-- Records provided --
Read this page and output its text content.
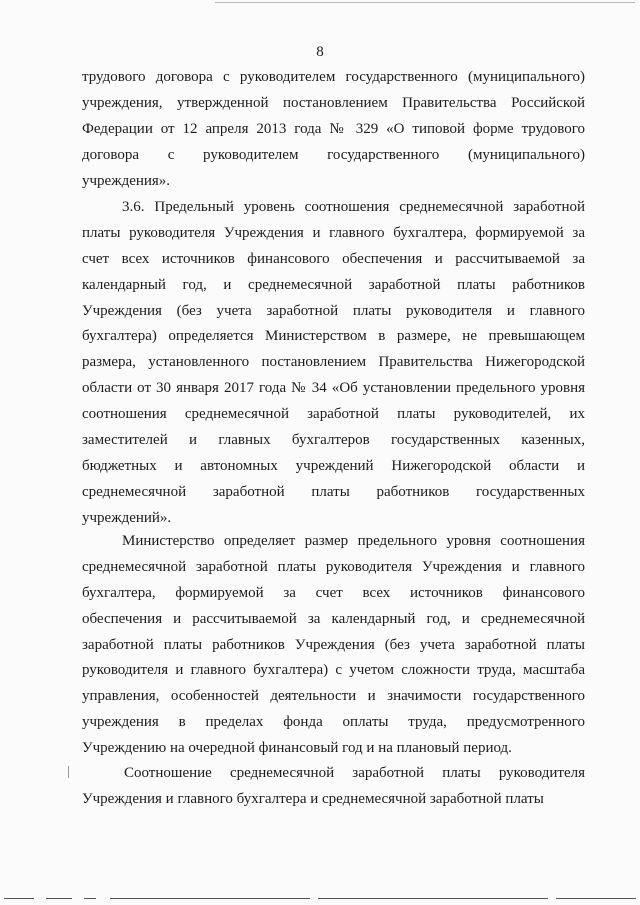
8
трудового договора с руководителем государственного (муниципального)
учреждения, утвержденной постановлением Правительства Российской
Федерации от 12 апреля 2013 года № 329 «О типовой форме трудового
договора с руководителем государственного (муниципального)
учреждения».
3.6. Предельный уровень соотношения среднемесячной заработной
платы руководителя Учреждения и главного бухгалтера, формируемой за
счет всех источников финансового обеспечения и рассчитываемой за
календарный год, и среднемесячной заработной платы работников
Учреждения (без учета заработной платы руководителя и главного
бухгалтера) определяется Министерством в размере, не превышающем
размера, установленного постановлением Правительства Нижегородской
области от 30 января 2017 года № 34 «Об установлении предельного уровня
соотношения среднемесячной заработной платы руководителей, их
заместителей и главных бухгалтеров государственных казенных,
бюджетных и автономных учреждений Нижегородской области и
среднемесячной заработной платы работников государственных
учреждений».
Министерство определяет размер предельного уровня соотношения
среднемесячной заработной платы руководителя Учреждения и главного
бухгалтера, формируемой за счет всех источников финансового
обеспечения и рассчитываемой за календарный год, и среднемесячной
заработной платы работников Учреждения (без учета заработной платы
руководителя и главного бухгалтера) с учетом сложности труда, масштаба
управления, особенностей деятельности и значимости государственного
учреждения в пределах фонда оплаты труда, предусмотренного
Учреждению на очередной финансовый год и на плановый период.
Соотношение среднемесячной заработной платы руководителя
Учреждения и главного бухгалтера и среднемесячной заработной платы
==
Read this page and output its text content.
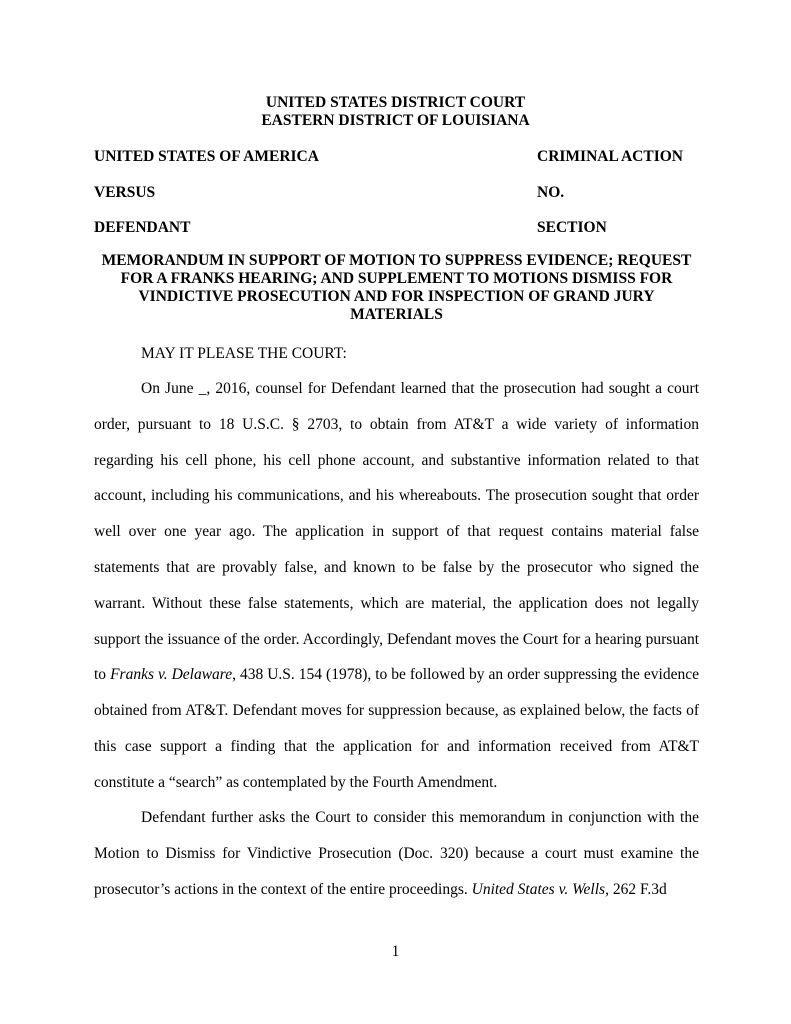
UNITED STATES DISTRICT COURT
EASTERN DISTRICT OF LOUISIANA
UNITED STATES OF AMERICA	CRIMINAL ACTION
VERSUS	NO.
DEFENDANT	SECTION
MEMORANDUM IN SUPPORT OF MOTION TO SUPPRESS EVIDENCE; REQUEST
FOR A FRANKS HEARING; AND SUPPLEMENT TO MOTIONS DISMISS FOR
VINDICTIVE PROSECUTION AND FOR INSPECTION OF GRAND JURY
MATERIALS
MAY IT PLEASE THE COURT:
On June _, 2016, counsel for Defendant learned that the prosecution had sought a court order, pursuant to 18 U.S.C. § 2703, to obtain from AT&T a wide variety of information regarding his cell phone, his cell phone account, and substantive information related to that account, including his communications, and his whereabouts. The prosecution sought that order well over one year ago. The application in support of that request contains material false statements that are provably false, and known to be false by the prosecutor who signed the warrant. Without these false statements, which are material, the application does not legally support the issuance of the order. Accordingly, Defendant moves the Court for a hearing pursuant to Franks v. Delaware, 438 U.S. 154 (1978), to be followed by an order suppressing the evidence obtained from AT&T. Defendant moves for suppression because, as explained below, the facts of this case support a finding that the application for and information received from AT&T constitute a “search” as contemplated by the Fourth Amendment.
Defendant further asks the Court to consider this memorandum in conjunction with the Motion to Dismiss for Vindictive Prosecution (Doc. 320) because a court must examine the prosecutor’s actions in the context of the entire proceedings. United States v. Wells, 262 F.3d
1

-- Exercise requirements --
Find each line that has the word "руководителем", then copy it out.

-- Complete response --
трудового договора с руководителем государственного (муниципального)
договора с руководителем государственного (муниципального)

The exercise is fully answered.